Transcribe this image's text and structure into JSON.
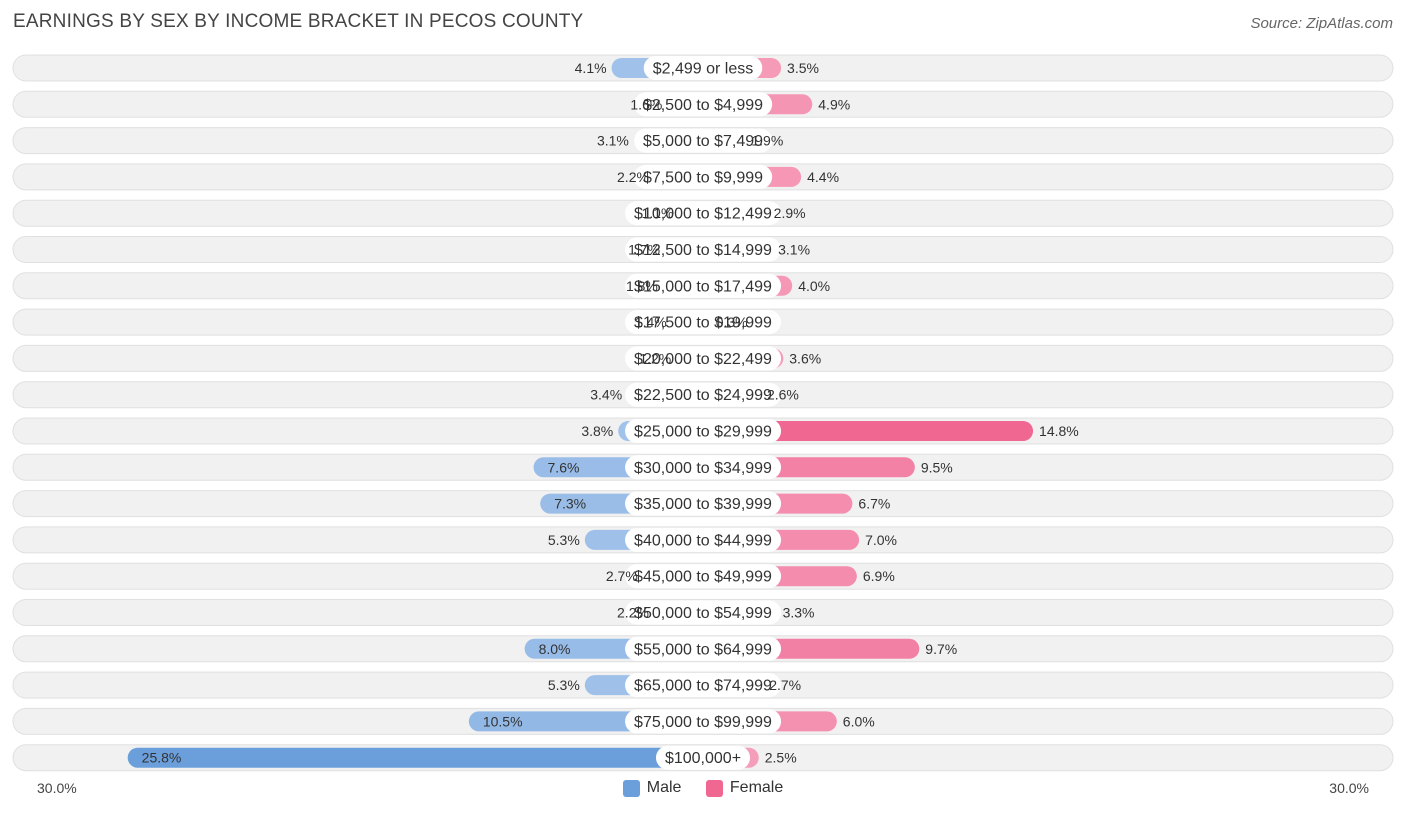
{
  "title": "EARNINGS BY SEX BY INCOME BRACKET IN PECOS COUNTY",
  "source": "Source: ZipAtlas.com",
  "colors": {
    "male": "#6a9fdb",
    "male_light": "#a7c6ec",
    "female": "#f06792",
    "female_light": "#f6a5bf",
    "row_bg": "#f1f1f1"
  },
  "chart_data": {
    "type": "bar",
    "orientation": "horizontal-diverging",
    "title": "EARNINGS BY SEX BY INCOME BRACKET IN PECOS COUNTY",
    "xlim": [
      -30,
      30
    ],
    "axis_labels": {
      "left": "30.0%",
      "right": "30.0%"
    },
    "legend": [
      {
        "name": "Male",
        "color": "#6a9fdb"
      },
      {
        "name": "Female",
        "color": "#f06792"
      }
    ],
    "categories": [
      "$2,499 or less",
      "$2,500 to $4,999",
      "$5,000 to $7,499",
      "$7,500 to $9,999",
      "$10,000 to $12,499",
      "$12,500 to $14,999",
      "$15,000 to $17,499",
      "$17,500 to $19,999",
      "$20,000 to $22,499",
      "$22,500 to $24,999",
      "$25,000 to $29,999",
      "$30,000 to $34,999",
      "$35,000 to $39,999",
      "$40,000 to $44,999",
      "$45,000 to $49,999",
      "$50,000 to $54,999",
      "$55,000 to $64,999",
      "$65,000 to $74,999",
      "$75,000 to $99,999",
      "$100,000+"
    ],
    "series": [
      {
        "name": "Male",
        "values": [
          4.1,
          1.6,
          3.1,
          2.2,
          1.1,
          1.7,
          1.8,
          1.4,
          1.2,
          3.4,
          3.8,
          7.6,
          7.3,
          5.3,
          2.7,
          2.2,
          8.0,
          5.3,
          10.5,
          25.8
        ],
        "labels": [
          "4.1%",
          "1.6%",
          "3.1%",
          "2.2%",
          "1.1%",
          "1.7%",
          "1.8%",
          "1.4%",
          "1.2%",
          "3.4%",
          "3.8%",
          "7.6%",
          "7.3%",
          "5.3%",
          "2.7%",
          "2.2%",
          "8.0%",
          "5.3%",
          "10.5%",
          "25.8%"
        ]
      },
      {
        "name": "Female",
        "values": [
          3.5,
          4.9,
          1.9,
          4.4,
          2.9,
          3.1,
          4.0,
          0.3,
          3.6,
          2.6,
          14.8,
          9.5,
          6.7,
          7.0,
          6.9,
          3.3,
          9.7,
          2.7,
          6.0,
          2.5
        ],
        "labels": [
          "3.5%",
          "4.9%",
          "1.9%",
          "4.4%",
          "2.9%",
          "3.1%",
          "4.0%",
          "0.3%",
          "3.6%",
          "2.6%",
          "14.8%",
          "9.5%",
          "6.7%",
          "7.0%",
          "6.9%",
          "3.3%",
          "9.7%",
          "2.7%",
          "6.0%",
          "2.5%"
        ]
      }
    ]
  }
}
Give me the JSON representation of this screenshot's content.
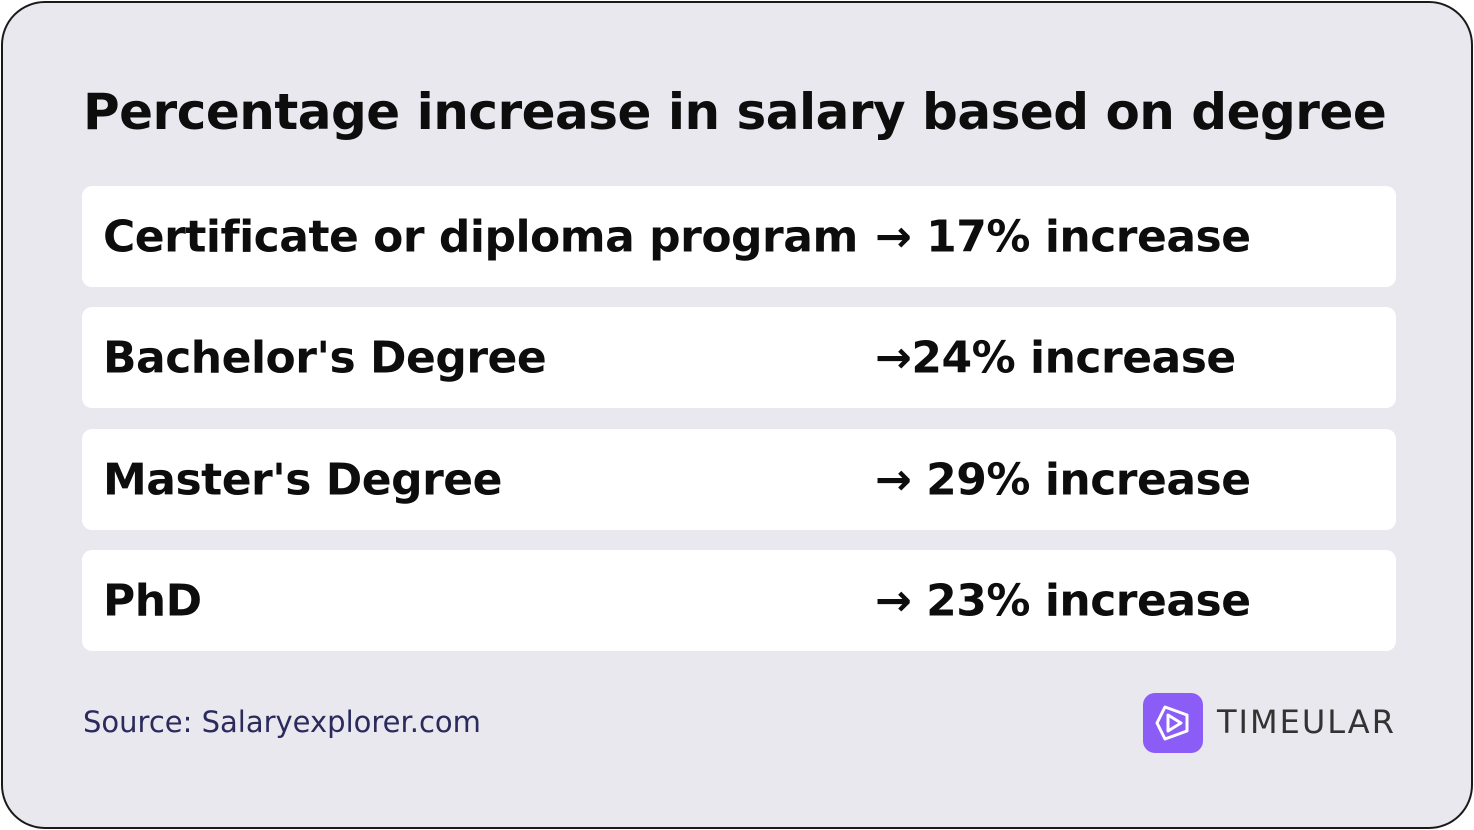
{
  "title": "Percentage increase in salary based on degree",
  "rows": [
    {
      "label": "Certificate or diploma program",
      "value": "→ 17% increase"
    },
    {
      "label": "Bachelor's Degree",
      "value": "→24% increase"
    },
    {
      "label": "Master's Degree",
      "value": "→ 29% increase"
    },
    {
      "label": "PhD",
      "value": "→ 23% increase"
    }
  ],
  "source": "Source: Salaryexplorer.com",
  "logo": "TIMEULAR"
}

---------------

Given request:
Repeat the records above exactly, omitting every picture.

Solution to this problem:
Transcribe this image's text and structure into JSON.
{
  "title": "EARNINGS BY SEX BY INCOME BRACKET IN PECOS COUNTY",
  "source": "Source: ZipAtlas.com",
  "colors": {
    "male": "#6a9fdb",
    "male_light": "#a7c6ec",
    "female": "#f06792",
    "female_light": "#f6a5bf",
    "row_bg": "#f1f1f1"
  },
  "chart_data": {
    "type": "bar",
    "orientation": "horizontal-diverging",
    "title": "EARNINGS BY SEX BY INCOME BRACKET IN PECOS COUNTY",
    "xlim": [
      -30,
      30
    ],
    "axis_labels": {
      "left": "30.0%",
      "right": "30.0%"
    },
    "legend": [
      {
        "name": "Male",
        "color": "#6a9fdb"
      },
      {
        "name": "Female",
        "color": "#f06792"
      }
    ],
    "categories": [
      "$2,499 or less",
      "$2,500 to $4,999",
      "$5,000 to $7,499",
      "$7,500 to $9,999",
      "$10,000 to $12,499",
      "$12,500 to $14,999",
      "$15,000 to $17,499",
      "$17,500 to $19,999",
      "$20,000 to $22,499",
      "$22,500 to $24,999",
      "$25,000 to $29,999",
      "$30,000 to $34,999",
      "$35,000 to $39,999",
      "$40,000 to $44,999",
      "$45,000 to $49,999",
      "$50,000 to $54,999",
      "$55,000 to $64,999",
      "$65,000 to $74,999",
      "$75,000 to $99,999",
      "$100,000+"
    ],
    "series": [
      {
        "name": "Male",
        "values": [
          4.1,
          1.6,
          3.1,
          2.2,
          1.1,
          1.7,
          1.8,
          1.4,
          1.2,
          3.4,
          3.8,
          7.6,
          7.3,
          5.3,
          2.7,
          2.2,
          8.0,
          5.3,
          10.5,
          25.8
        ],
        "labels": [
          "4.1%",
          "1.6%",
          "3.1%",
          "2.2%",
          "1.1%",
          "1.7%",
          "1.8%",
          "1.4%",
          "1.2%",
          "3.4%",
          "3.8%",
          "7.6%",
          "7.3%",
          "5.3%",
          "2.7%",
          "2.2%",
          "8.0%",
          "5.3%",
          "10.5%",
          "25.8%"
        ]
      },
      {
        "name": "Female",
        "values": [
          3.5,
          4.9,
          1.9,
          4.4,
          2.9,
          3.1,
          4.0,
          0.3,
          3.6,
          2.6,
          14.8,
          9.5,
          6.7,
          7.0,
          6.9,
          3.3,
          9.7,
          2.7,
          6.0,
          2.5
        ],
        "labels": [
          "3.5%",
          "4.9%",
          "1.9%",
          "4.4%",
          "2.9%",
          "3.1%",
          "4.0%",
          "0.3%",
          "3.6%",
          "2.6%",
          "14.8%",
          "9.5%",
          "6.7%",
          "7.0%",
          "6.9%",
          "3.3%",
          "9.7%",
          "2.7%",
          "6.0%",
          "2.5%"
        ]
      }
    ]
  }
}
Give me the JSON representation of this screenshot's content.
{
  "title": "Percentage increase in salary based on degree",
  "rows": [
    {
      "label": "Certificate or diploma program",
      "value": "→ 17% increase"
    },
    {
      "label": "Bachelor's Degree",
      "value": "→24% increase"
    },
    {
      "label": "Master's Degree",
      "value": "→ 29% increase"
    },
    {
      "label": "PhD",
      "value": "→ 23% increase"
    }
  ],
  "source": "Source: Salaryexplorer.com",
  "logo": "TIMEULAR"
}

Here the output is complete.